── Source data ──

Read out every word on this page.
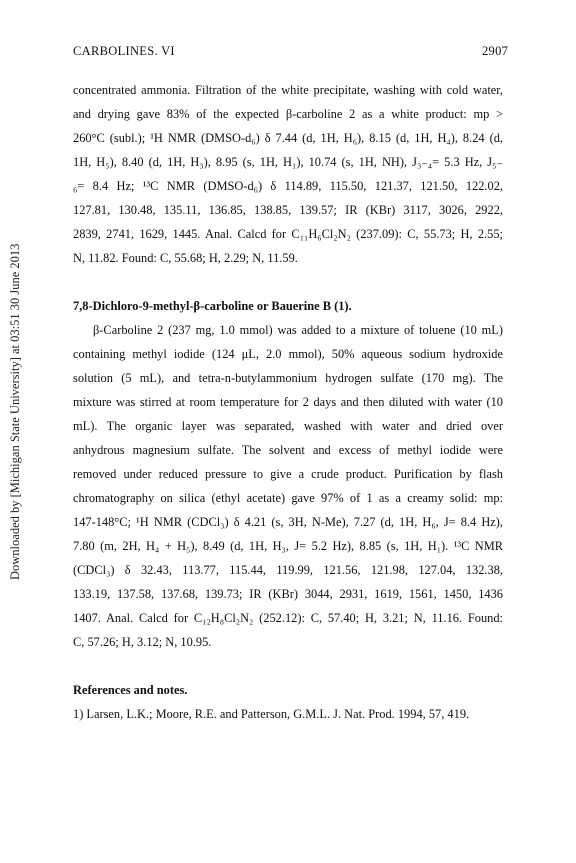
CARBOLINES. VI	2907
Downloaded by [Michigan State University] at 03:51 30 June 2013
concentrated ammonia. Filtration of the white precipitate, washing with cold water,
and drying gave 83% of the expected β-carboline 2 as a white product: mp >
260°C (subl.); ¹H NMR (DMSO-d₆) δ 7.44 (d, 1H, H₆), 8.15 (d, 1H, H₄), 8.24 (d,
1H, H₅), 8.40 (d, 1H, H₃), 8.95 (s, 1H, H₁), 10.74 (s, 1H, NH), J₃₋₄= 5.3 Hz, J₅₋
₆= 8.4 Hz; ¹³C NMR (DMSO-d₆) δ 114.89, 115.50, 121.37, 121.50, 122.02,
127.81, 130.48, 135.11, 136.85, 138.85, 139.57; IR (KBr) 3117, 3026, 2922,
2839, 2741, 1629, 1445. Anal. Calcd for C₁₁H₆Cl₂N₂ (237.09): C, 55.73; H, 2.55;
N, 11.82. Found: C, 55.68; H, 2.29; N, 11.59.
7,8-Dichloro-9-methyl-β-carboline or Bauerine B (1).
β-Carboline 2 (237 mg, 1.0 mmol) was added to a mixture of toluene (10 mL)
containing methyl iodide (124 μL, 2.0 mmol), 50% aqueous sodium hydroxide
solution (5 mL), and tetra-n-butylammonium hydrogen sulfate (170 mg). The
mixture was stirred at room temperature for 2 days and then diluted with water (10
mL). The organic layer was separated, washed with water and dried over
anhydrous magnesium sulfate. The solvent and excess of methyl iodide were
removed under reduced pressure to give a crude product. Purification by flash
chromatography on silica (ethyl acetate) gave 97% of 1 as a creamy solid: mp:
147-148°C; ¹H NMR (CDCl₃) δ 4.21 (s, 3H, N-Me), 7.27 (d, 1H, H₆, J= 8.4 Hz),
7.80 (m, 2H, H₄ + H₅), 8.49 (d, 1H, H₃, J= 5.2 Hz), 8.85 (s, 1H, H₁). ¹³C NMR
(CDCl₃) δ 32.43, 113.77, 115.44, 119.99, 121.56, 121.98, 127.04, 132.38,
133.19, 137.58, 137.68, 139.73; IR (KBr) 3044, 2931, 1619, 1561, 1450, 1436
1407. Anal. Calcd for C₁₂H₈Cl₂N₂ (252.12): C, 57.40; H, 3.21; N, 11.16. Found:
C, 57.26; H, 3.12; N, 10.95.
References and notes.
1) Larsen, L.K.; Moore, R.E. and Patterson, G.M.L. J. Nat. Prod. 1994, 57, 419.
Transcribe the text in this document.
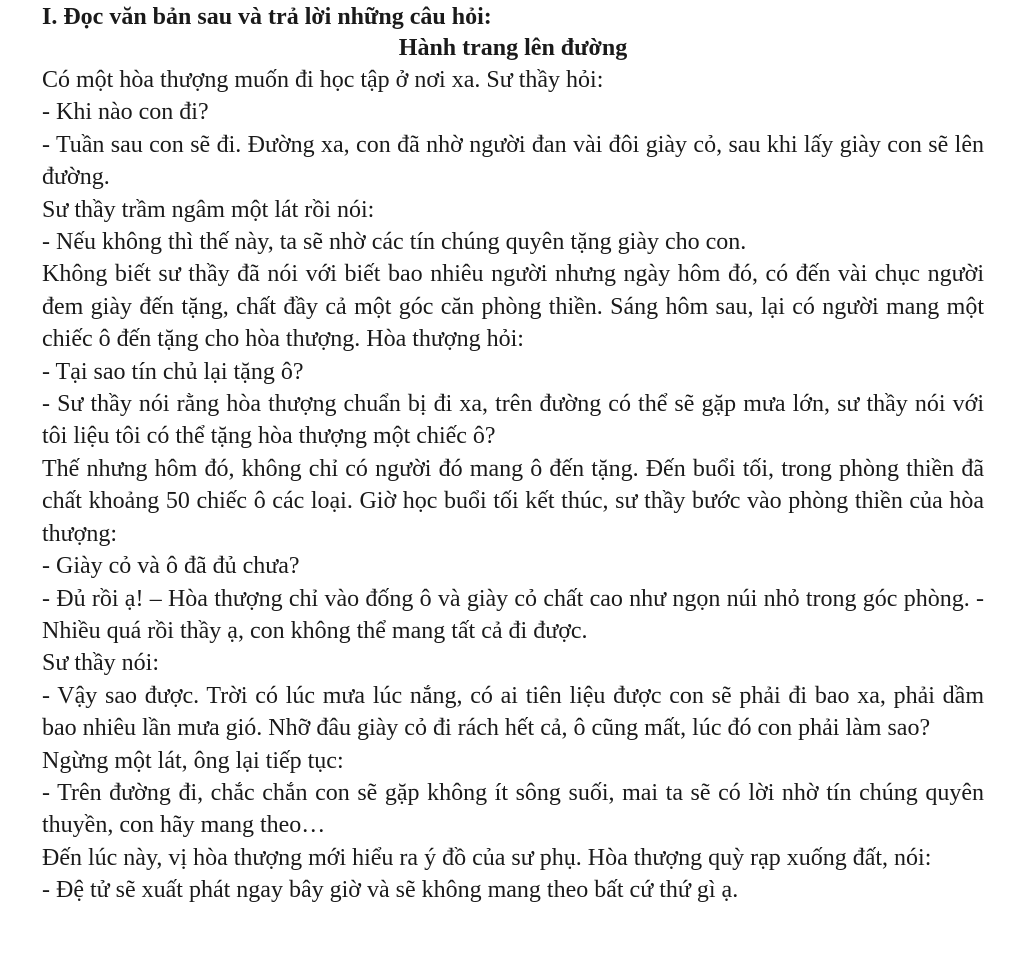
I. Đọc văn bản sau và trả lời những câu hỏi:
Hành trang lên đường

Có một hòa thượng muốn đi học tập ở nơi xa. Sư thầy hỏi:

- Khi nào con đi?

- Tuần sau con sẽ đi. Đường xa, con đã nhờ người đan vài đôi giày cỏ, sau khi lấy giày con sẽ lên đường.

Sư thầy trầm ngâm một lát rồi nói:

- Nếu không thì thế này, ta sẽ nhờ các tín chúng quyên tặng giày cho con.

Không biết sư thầy đã nói với biết bao nhiêu người nhưng ngày hôm đó, có đến vài chục người đem giày đến tặng, chất đầy cả một góc căn phòng thiền. Sáng hôm sau, lại có người mang một chiếc ô đến tặng cho hòa thượng. Hòa thượng hỏi:

- Tại sao tín chủ lại tặng ô?

- Sư thầy nói rằng hòa thượng chuẩn bị đi xa, trên đường có thể sẽ gặp mưa lớn, sư thầy nói với tôi liệu tôi có thể tặng hòa thượng một chiếc ô?

Thế nhưng hôm đó, không chỉ có người đó mang ô đến tặng. Đến buổi tối, trong phòng thiền đã chất khoảng 50 chiếc ô các loại. Giờ học buổi tối kết thúc, sư thầy bước vào phòng thiền của hòa thượng:

- Giày cỏ và ô đã đủ chưa?

- Đủ rồi ạ! – Hòa thượng chỉ vào đống ô và giày cỏ chất cao như ngọn núi nhỏ trong góc phòng. - Nhiều quá rồi thầy ạ, con không thể mang tất cả đi được.

Sư thầy nói:

- Vậy sao được. Trời có lúc mưa lúc nắng, có ai tiên liệu được con sẽ phải đi bao xa, phải dầm bao nhiêu lần mưa gió. Nhỡ đâu giày cỏ đi rách hết cả, ô cũng mất, lúc đó con phải làm sao?

Ngừng một lát, ông lại tiếp tục:

- Trên đường đi, chắc chắn con sẽ gặp không ít sông suối, mai ta sẽ có lời nhờ tín chúng quyên thuyền, con hãy mang theo…

Đến lúc này, vị hòa thượng mới hiểu ra ý đồ của sư phụ. Hòa thượng quỳ rạp xuống đất, nói:

- Đệ tử sẽ xuất phát ngay bây giờ và sẽ không mang theo bất cứ thứ gì ạ.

───

What you have to do:
What is the number of lines in the data that hold the string "nhiêu"? Answer with the number only.

Completed task:
2